What the task requires
Read the lines that follow and pick out every one containing the word "Number".

Data for this task
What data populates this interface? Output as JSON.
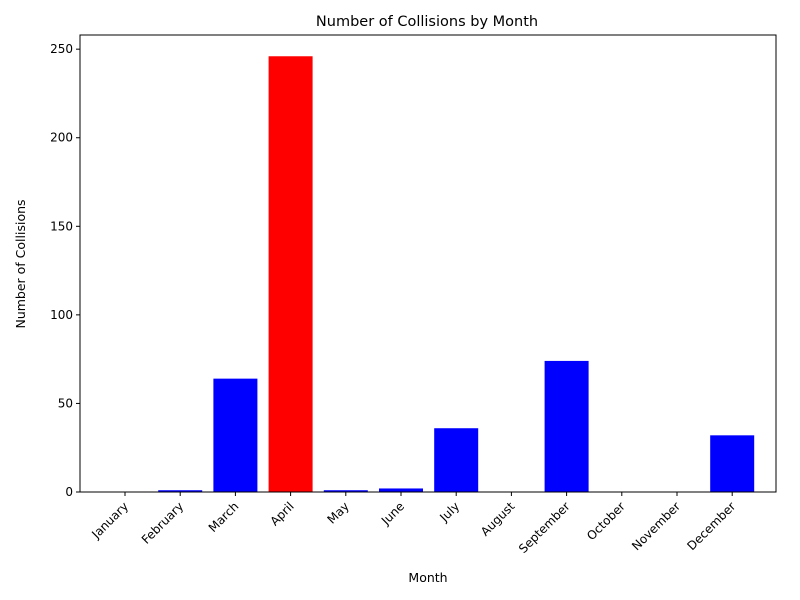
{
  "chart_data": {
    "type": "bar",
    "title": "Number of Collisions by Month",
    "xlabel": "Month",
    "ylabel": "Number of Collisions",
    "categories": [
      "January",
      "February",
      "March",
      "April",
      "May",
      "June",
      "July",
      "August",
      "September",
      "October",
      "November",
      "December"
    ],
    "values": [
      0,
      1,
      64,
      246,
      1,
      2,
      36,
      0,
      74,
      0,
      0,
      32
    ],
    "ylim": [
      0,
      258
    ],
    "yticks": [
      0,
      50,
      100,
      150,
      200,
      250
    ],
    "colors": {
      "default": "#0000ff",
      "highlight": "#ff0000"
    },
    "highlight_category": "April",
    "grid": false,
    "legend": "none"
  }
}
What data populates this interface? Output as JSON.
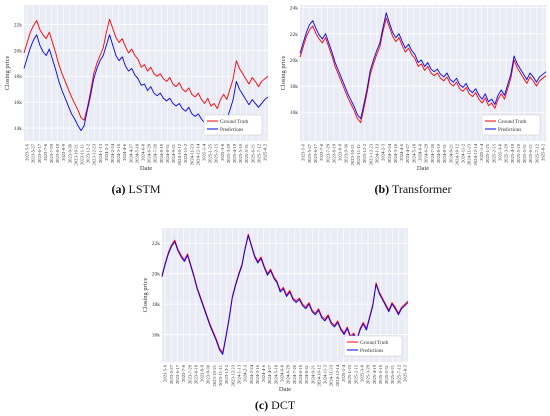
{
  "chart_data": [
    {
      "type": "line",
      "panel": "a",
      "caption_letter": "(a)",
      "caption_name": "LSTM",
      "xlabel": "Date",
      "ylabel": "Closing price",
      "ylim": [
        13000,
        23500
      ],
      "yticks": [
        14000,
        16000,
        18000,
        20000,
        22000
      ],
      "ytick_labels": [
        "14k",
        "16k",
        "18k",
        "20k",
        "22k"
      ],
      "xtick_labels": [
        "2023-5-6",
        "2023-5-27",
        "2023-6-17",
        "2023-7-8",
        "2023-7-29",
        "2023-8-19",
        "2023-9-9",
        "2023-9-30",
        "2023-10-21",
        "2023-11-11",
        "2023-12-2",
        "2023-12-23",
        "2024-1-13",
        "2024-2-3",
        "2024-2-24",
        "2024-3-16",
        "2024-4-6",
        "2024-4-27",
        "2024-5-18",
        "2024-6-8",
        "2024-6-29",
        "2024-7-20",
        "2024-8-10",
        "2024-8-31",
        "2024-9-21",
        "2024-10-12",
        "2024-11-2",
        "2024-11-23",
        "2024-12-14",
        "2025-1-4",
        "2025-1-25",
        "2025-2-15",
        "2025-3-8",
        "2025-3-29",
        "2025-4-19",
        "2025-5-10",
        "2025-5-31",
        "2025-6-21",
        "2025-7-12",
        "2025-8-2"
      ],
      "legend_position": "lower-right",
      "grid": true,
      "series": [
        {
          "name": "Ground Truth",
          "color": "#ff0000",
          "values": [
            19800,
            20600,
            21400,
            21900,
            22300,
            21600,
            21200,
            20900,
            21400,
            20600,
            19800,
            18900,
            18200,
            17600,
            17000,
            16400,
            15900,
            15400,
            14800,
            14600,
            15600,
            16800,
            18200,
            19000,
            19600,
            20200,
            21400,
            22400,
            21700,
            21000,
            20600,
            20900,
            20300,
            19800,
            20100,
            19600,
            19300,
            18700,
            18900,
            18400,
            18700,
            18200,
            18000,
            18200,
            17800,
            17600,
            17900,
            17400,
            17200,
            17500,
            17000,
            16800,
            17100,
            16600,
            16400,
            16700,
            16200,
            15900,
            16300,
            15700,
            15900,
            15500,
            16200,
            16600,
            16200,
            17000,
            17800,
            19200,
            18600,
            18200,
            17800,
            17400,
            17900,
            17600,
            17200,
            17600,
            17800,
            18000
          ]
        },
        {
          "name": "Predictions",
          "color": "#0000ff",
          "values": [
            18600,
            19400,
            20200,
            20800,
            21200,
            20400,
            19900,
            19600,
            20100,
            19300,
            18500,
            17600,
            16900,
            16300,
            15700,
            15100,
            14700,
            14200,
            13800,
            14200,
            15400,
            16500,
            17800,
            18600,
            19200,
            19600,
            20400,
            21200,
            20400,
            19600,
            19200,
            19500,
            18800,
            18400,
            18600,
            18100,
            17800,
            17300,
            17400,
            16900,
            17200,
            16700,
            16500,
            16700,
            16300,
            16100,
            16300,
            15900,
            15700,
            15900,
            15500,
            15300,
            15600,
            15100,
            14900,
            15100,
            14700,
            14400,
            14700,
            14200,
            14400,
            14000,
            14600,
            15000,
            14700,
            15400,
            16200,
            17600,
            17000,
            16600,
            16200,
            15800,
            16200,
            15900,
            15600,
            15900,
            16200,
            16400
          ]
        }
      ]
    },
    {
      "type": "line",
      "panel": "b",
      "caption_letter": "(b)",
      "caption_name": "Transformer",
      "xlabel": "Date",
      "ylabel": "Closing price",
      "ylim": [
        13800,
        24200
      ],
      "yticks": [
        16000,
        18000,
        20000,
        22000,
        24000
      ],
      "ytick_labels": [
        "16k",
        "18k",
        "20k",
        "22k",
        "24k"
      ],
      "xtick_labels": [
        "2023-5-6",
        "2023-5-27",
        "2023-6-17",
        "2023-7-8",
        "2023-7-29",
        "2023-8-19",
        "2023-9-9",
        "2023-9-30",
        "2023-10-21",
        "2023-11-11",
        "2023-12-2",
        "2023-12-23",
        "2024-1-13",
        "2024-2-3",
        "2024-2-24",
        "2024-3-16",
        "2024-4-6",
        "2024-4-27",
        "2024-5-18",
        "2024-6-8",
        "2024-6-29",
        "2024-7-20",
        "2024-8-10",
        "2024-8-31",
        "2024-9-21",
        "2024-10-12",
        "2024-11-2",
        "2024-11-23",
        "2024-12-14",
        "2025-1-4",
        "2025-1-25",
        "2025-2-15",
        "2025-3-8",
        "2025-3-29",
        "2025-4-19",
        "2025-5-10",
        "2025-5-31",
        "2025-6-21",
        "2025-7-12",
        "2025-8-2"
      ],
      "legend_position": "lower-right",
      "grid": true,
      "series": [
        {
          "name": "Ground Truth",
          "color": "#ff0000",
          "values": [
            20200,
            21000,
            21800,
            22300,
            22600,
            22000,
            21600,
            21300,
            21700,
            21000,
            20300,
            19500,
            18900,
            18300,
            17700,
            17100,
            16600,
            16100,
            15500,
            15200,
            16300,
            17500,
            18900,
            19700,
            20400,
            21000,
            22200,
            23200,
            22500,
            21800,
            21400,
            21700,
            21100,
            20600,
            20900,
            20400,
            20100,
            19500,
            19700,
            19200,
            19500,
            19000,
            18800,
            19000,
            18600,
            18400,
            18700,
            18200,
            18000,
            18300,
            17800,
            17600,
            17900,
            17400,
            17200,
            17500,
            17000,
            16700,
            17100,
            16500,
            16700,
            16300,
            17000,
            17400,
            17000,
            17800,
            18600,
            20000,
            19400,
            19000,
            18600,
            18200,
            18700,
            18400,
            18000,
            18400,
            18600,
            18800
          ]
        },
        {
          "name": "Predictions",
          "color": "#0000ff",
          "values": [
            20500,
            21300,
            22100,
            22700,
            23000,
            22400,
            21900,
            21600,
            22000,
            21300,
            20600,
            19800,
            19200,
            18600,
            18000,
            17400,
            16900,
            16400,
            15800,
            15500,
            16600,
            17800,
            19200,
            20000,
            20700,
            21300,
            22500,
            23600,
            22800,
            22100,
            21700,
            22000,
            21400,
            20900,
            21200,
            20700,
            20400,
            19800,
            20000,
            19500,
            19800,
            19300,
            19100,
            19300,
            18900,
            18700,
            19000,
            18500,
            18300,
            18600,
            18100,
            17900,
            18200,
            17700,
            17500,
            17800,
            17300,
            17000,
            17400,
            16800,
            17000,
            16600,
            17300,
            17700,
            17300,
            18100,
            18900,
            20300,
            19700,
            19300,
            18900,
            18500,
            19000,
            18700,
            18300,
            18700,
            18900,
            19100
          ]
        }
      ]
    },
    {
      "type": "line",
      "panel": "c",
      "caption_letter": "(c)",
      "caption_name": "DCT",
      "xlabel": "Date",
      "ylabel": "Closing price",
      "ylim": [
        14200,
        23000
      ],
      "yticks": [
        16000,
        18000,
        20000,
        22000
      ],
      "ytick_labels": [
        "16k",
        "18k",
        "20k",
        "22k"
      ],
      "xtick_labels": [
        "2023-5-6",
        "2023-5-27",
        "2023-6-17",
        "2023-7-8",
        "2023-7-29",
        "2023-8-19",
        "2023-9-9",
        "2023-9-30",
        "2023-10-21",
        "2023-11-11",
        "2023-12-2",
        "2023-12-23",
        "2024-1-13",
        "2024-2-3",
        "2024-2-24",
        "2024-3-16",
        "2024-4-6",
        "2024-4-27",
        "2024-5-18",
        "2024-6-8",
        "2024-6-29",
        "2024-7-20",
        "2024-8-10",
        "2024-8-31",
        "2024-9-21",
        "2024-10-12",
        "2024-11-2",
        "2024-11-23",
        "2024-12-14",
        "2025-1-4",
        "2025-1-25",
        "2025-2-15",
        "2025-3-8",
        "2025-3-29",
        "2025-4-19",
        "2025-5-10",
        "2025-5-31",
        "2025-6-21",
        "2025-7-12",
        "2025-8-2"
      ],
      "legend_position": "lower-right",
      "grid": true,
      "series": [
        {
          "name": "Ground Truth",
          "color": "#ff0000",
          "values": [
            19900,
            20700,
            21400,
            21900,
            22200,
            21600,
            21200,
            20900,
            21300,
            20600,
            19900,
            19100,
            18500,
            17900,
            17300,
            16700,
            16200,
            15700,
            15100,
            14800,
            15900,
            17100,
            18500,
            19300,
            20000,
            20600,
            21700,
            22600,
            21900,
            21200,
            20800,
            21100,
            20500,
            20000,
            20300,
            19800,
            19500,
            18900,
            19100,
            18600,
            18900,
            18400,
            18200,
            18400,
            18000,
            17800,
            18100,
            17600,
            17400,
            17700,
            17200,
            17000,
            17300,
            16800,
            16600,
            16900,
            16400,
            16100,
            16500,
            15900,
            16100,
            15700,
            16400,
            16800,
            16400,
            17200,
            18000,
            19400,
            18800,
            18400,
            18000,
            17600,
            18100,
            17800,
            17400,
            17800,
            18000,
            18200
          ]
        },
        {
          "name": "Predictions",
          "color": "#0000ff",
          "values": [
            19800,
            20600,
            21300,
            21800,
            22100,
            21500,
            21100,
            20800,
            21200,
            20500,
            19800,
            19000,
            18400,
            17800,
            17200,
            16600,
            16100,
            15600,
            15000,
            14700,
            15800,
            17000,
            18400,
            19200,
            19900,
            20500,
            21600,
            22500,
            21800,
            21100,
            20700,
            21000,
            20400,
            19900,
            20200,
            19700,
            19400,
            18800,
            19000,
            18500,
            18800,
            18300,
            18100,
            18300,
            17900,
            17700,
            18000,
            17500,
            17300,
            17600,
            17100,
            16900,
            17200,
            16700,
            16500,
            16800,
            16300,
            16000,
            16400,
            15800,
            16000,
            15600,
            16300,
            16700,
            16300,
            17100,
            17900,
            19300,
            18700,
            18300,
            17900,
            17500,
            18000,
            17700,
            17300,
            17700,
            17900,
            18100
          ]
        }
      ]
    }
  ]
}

Exercise output
    "title": "Number of Collisions by Month",
    "ylabel": "Number of Collisions",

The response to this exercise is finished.